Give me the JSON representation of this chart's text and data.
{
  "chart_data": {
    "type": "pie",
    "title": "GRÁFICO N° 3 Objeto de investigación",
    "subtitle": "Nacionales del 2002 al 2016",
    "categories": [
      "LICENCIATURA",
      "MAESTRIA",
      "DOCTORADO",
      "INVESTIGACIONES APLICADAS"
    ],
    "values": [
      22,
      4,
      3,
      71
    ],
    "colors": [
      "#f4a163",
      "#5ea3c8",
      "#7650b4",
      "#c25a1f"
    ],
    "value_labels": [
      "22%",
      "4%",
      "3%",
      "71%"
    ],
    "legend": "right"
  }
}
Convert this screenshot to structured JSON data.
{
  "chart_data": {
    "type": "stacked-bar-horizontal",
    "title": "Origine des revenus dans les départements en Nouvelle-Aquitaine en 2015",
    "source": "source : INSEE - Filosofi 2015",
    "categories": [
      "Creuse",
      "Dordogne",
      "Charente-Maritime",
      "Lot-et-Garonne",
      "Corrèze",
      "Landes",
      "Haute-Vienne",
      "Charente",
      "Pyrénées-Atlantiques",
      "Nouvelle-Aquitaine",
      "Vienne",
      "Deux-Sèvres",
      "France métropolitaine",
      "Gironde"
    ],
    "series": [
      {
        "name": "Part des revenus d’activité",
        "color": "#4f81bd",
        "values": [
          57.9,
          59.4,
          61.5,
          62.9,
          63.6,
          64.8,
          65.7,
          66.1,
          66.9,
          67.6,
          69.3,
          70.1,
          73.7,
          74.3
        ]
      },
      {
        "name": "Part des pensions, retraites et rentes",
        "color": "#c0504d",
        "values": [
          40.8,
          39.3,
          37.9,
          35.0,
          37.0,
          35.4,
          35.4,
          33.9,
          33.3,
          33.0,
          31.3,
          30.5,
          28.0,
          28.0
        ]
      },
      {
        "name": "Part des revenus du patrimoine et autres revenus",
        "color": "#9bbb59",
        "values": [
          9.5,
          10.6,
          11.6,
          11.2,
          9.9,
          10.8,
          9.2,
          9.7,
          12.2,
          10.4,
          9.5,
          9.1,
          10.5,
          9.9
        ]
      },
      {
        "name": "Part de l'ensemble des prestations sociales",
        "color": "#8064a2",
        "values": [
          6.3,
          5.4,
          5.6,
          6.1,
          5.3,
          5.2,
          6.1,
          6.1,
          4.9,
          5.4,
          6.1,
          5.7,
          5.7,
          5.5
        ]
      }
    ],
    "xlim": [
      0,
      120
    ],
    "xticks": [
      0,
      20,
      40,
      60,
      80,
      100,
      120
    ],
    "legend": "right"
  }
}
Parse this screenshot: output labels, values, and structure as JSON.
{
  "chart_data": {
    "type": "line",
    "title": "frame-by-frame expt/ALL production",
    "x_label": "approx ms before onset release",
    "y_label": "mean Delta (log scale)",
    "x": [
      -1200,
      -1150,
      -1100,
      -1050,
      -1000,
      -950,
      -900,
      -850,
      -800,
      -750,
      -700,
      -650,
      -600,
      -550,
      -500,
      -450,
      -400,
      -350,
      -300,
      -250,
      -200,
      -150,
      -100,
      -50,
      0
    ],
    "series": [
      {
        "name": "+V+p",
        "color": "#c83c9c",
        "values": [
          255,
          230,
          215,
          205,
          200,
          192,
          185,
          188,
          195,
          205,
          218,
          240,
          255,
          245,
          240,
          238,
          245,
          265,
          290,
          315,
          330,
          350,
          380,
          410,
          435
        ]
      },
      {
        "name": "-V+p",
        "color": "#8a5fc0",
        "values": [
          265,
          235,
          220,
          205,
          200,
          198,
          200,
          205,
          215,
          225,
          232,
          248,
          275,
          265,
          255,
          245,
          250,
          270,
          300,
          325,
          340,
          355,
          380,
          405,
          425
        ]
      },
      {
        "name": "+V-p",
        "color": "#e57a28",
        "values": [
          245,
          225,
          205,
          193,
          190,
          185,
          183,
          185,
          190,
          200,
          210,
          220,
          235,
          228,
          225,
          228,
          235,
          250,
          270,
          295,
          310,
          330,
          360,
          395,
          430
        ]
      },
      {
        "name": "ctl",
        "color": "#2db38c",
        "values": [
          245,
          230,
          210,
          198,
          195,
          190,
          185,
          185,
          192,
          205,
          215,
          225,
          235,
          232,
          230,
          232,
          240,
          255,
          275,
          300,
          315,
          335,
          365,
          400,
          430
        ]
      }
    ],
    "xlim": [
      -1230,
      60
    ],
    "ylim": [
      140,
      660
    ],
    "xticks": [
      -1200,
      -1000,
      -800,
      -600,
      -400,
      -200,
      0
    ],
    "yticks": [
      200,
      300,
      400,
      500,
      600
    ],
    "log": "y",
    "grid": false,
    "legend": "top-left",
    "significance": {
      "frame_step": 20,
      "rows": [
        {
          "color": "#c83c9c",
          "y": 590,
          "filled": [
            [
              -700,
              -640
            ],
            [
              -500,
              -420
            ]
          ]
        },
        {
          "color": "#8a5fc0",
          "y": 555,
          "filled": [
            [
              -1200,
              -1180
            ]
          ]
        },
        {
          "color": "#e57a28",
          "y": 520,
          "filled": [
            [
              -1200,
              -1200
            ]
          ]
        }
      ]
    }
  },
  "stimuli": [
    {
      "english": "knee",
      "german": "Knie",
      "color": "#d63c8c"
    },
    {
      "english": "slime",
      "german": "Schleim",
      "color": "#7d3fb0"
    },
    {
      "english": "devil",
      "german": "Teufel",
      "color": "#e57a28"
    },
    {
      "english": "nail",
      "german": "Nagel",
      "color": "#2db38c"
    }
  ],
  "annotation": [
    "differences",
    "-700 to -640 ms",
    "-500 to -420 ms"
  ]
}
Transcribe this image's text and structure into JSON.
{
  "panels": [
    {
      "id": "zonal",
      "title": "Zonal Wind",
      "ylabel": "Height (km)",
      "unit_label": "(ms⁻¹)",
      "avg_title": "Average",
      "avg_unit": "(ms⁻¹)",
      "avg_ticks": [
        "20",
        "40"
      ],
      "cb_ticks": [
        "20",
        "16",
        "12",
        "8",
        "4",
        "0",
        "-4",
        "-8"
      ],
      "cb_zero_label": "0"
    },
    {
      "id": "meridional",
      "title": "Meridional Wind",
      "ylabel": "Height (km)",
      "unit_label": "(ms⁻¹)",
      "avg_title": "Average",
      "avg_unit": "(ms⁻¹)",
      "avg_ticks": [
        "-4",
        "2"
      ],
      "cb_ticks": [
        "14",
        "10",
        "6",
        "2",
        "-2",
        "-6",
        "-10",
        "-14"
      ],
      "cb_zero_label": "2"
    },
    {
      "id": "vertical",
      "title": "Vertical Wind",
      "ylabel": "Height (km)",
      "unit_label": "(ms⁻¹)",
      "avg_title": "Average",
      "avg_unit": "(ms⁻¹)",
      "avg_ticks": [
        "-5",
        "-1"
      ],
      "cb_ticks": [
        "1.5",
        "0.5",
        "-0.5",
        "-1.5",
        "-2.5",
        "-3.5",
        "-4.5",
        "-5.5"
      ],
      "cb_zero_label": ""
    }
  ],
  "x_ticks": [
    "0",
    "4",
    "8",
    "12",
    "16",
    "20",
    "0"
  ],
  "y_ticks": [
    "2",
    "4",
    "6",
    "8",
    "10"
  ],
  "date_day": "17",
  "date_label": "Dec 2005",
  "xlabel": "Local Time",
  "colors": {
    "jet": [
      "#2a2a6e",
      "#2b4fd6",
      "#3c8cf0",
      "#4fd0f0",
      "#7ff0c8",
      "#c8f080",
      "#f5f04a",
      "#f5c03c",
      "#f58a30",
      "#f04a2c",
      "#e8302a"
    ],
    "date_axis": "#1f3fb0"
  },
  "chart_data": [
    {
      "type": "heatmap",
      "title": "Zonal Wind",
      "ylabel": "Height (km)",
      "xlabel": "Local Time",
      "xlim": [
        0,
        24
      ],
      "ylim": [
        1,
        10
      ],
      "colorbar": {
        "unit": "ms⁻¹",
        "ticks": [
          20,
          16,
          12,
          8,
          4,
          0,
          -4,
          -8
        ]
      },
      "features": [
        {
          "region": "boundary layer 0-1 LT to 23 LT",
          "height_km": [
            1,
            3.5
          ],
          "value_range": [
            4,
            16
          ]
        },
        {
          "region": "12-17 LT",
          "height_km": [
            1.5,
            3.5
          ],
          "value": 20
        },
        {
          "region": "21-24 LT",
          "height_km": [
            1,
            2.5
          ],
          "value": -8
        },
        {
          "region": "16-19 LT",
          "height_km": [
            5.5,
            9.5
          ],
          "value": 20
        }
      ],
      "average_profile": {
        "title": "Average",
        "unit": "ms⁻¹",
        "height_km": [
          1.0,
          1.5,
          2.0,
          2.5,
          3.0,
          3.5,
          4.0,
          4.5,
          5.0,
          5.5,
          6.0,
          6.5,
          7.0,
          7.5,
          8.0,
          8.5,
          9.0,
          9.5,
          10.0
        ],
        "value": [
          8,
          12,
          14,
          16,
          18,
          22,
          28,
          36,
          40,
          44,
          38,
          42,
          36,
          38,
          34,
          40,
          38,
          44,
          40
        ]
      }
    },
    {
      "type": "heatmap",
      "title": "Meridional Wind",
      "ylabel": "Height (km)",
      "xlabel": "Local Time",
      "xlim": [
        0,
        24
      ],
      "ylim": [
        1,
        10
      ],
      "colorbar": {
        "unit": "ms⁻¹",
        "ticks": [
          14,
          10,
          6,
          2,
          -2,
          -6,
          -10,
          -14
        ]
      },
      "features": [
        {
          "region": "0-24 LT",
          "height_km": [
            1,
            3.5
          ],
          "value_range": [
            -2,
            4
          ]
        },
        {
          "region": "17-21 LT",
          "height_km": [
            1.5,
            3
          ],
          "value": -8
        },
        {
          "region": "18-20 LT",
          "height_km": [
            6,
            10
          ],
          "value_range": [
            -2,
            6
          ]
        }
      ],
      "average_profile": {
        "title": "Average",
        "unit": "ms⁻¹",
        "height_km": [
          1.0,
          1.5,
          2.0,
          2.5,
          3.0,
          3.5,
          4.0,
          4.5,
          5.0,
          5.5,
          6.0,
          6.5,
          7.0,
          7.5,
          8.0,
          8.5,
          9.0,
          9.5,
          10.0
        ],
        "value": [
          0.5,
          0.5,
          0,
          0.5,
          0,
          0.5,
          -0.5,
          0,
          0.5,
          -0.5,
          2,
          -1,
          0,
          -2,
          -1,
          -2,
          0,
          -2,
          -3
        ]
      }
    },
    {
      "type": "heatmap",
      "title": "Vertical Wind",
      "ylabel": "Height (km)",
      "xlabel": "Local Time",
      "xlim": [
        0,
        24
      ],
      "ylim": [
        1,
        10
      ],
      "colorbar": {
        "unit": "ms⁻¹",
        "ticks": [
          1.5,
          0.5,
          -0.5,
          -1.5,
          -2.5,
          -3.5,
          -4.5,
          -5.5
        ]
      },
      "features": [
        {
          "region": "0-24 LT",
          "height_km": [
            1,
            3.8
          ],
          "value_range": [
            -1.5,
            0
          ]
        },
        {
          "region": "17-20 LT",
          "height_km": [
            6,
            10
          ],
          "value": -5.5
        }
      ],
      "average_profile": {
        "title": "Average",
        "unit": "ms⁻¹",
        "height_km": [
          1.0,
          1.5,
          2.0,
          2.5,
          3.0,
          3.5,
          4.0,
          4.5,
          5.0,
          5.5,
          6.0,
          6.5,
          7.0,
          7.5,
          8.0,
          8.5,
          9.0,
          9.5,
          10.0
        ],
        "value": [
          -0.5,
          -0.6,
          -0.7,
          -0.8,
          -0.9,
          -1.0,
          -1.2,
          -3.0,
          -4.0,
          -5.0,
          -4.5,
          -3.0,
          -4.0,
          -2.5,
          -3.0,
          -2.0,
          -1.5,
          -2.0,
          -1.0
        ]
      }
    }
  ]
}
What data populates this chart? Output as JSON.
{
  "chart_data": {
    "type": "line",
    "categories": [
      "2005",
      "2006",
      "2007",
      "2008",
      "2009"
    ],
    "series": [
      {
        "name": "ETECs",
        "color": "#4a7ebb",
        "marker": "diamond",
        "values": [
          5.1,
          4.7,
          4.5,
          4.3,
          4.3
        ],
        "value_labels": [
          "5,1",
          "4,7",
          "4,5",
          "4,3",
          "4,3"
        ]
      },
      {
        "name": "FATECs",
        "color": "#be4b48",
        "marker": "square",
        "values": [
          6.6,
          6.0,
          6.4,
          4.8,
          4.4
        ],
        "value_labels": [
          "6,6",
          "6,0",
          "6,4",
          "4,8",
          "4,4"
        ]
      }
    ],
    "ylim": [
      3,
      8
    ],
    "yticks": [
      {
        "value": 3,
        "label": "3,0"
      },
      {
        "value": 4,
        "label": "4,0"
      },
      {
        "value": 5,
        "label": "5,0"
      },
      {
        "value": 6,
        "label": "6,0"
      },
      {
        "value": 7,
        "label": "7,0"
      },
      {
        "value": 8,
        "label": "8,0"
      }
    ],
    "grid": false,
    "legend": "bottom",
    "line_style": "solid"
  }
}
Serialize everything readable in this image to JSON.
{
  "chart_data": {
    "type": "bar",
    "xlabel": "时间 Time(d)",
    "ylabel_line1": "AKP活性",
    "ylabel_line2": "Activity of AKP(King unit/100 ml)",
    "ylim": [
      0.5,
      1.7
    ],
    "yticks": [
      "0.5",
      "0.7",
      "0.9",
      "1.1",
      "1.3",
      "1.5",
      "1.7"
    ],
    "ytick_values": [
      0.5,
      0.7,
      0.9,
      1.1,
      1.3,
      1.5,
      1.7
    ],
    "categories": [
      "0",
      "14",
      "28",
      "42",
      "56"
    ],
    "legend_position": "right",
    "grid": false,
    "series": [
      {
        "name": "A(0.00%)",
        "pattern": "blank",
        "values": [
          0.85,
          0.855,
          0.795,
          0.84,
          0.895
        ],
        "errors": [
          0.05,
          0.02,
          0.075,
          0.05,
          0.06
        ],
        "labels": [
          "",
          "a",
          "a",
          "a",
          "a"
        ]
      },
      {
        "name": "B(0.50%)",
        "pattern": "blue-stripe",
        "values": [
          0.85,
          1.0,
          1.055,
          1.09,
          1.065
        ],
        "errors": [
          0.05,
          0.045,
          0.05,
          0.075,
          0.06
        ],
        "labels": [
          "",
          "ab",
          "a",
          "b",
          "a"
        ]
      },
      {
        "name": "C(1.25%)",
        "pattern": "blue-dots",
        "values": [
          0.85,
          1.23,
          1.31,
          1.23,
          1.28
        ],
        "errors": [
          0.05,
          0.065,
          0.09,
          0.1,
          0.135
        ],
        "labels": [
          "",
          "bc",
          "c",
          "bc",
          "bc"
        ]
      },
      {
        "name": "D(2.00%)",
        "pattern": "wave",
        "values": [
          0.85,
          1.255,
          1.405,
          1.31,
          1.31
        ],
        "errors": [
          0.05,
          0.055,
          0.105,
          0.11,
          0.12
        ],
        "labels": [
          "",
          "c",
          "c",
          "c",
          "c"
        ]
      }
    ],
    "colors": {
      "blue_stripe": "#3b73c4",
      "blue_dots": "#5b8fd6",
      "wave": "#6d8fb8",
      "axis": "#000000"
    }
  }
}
┄┄┄┄┄┄┄┄┄┄
OBJECTIVE -> Of the lines in the entries, how many include the word "this"? State only the number.

RESPONSE BELOW -> 6